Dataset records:
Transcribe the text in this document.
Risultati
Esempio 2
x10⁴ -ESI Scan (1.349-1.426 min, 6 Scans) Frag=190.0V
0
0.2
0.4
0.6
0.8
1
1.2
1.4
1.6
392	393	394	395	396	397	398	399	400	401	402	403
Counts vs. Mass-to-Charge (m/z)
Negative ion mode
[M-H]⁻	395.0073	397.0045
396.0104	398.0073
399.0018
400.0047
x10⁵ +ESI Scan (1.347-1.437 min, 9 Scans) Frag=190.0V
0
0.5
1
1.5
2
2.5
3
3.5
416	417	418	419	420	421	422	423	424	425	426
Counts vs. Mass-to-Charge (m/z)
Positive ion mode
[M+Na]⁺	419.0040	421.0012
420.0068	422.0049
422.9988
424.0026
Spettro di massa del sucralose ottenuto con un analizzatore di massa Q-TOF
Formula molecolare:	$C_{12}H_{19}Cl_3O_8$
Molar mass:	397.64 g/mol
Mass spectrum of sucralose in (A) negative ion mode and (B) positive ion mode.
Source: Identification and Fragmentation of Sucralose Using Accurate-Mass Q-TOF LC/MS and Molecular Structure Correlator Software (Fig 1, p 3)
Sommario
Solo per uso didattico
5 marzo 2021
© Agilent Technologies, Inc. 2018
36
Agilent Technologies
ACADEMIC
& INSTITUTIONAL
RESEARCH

Challenge: From the records above, extract each line exactly as shown.

Solved problem:
Transcribe the text in this document.
Risultati
Esempio 2
x10⁴ -ESI Scan (1.349-1.426 min, 6 Scans) Frag=190.0V
0
0.2
0.4
0.6
0.8
1
1.2
1.4
1.6
392	393	394	395	396	397	398	399	400	401	402	403
Counts vs. Mass-to-Charge (m/z)
Negative ion mode
[M-H]⁻	395.0073	397.0045
396.0104	398.0073
399.0018
400.0047
x10⁵ +ESI Scan (1.347-1.437 min, 9 Scans) Frag=190.0V
0
0.5
1
1.5
2
2.5
3
3.5
416	417	418	419	420	421	422	423	424	425	426
Counts vs. Mass-to-Charge (m/z)
Positive ion mode
[M+Na]⁺	419.0040	421.0012
420.0068	422.0049
422.9988
424.0026
Spettro di massa del sucralose ottenuto con un analizzatore di massa Q-TOF
Formula molecolare:	$C_{12}H_{19}Cl_3O_8$
Molar mass:	397.64 g/mol
Mass spectrum of sucralose in (A) negative ion mode and (B) positive ion mode.
Source: Identification and Fragmentation of Sucralose Using Accurate-Mass Q-TOF LC/MS and Molecular Structure Correlator Software (Fig 1, p 3)
Sommario
Solo per uso didattico
5 marzo 2021
© Agilent Technologies, Inc. 2018
36
Agilent Technologies
ACADEMIC
& INSTITUTIONAL
RESEARCH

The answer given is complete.